==== INPUT

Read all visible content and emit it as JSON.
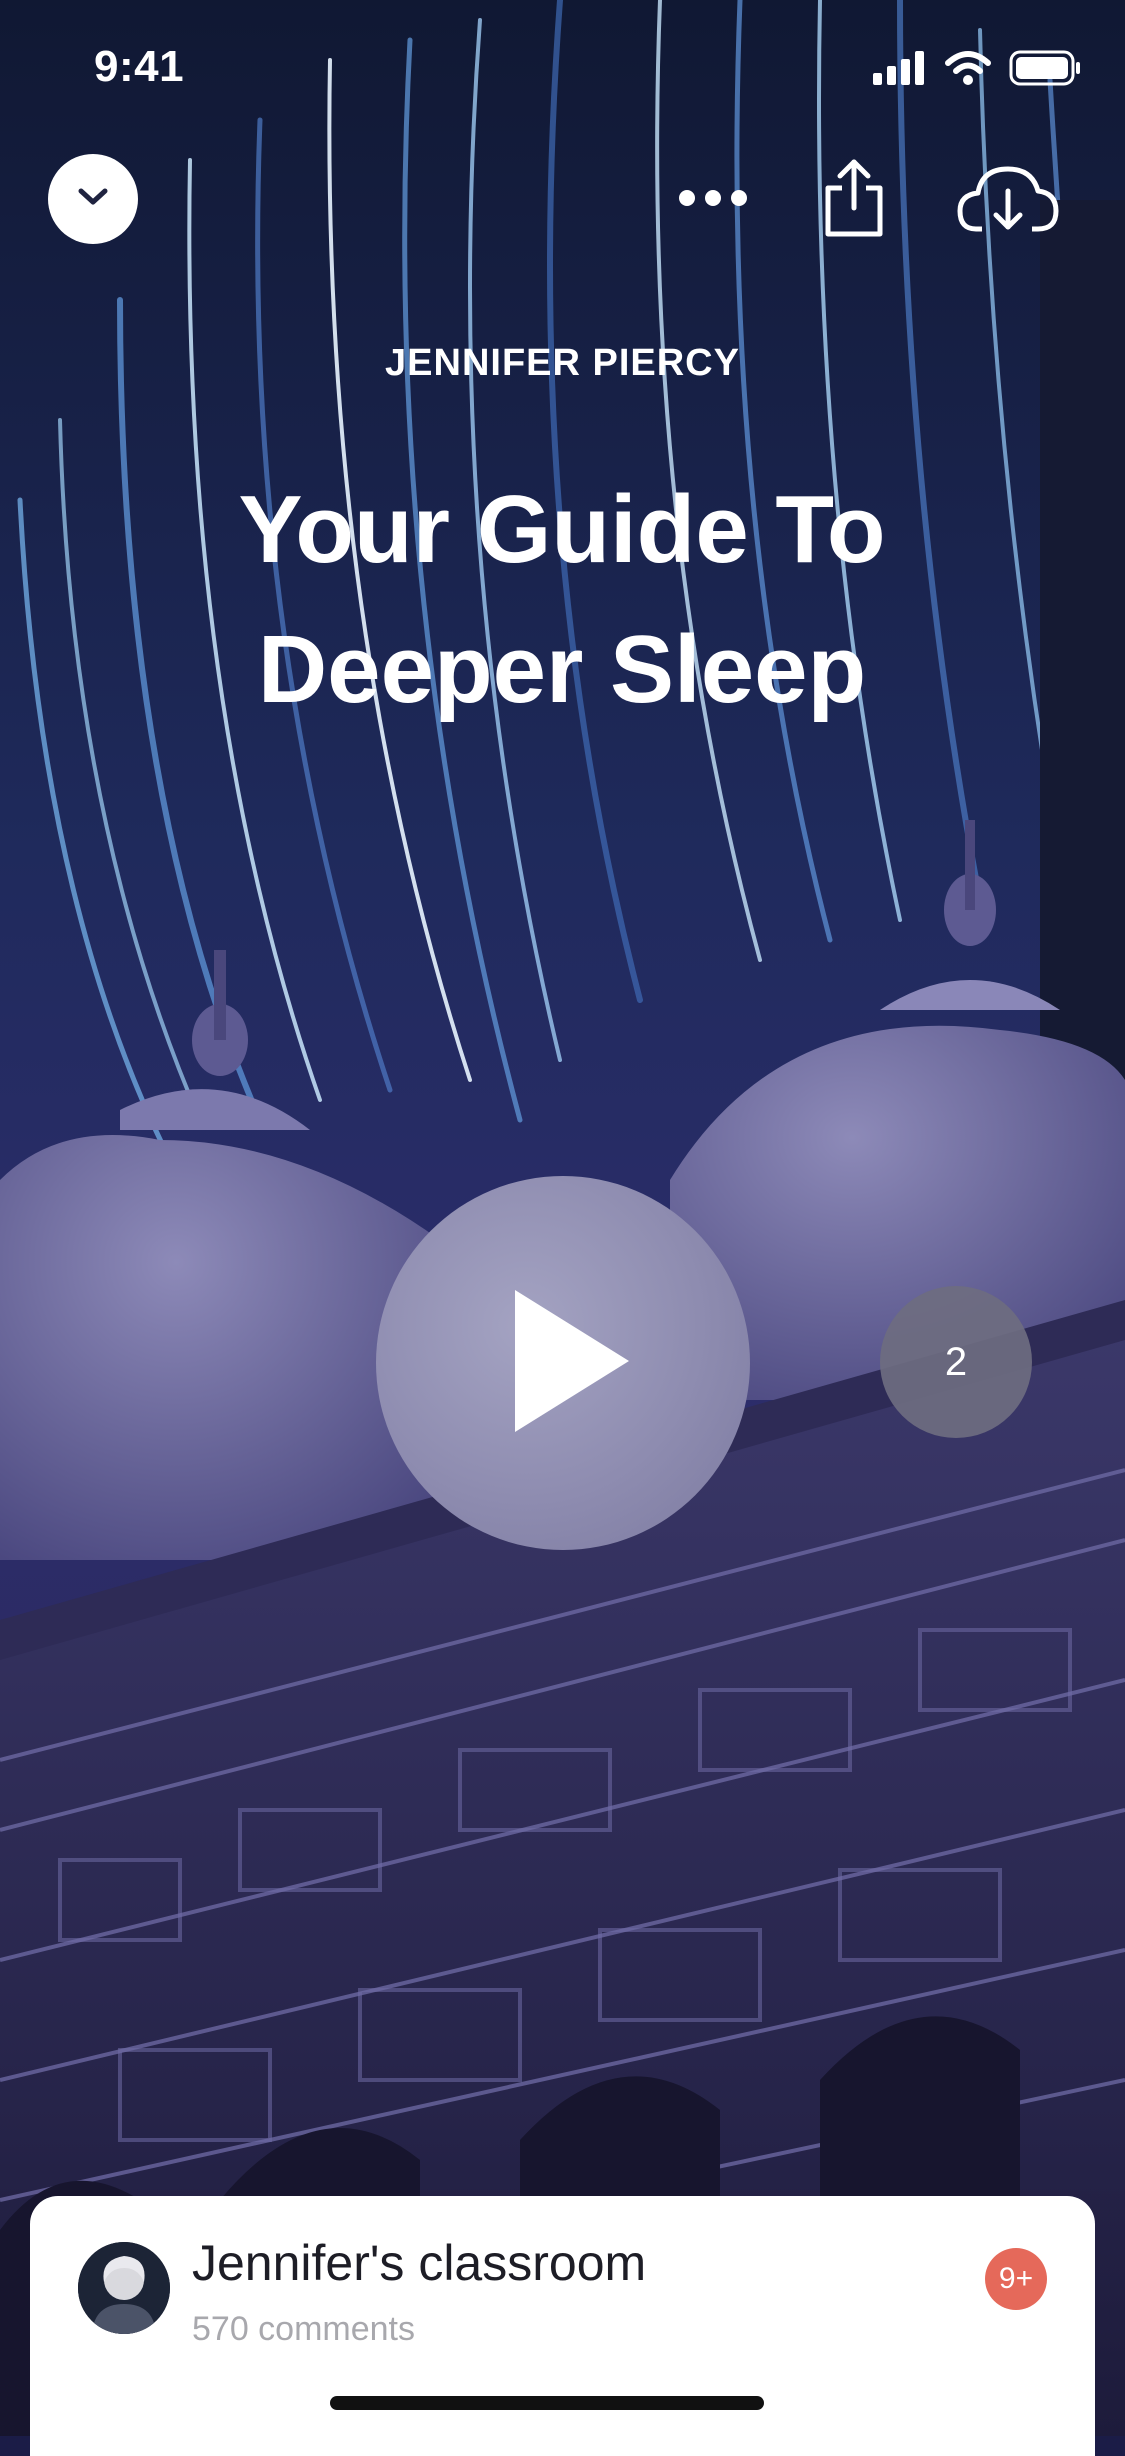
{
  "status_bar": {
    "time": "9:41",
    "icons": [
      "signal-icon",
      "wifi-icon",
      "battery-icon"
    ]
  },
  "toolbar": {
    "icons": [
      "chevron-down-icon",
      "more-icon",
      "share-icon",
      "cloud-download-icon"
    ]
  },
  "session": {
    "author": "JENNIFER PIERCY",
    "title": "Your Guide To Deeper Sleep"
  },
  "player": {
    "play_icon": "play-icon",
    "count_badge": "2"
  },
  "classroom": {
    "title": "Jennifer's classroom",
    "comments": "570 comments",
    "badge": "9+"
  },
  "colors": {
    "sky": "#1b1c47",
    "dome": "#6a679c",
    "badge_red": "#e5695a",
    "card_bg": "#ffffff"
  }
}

========

*GIVEN TASK:* Look through the records above and report how many lines hold the word "classroom", giving only the number.

*TASK RESULT:* 2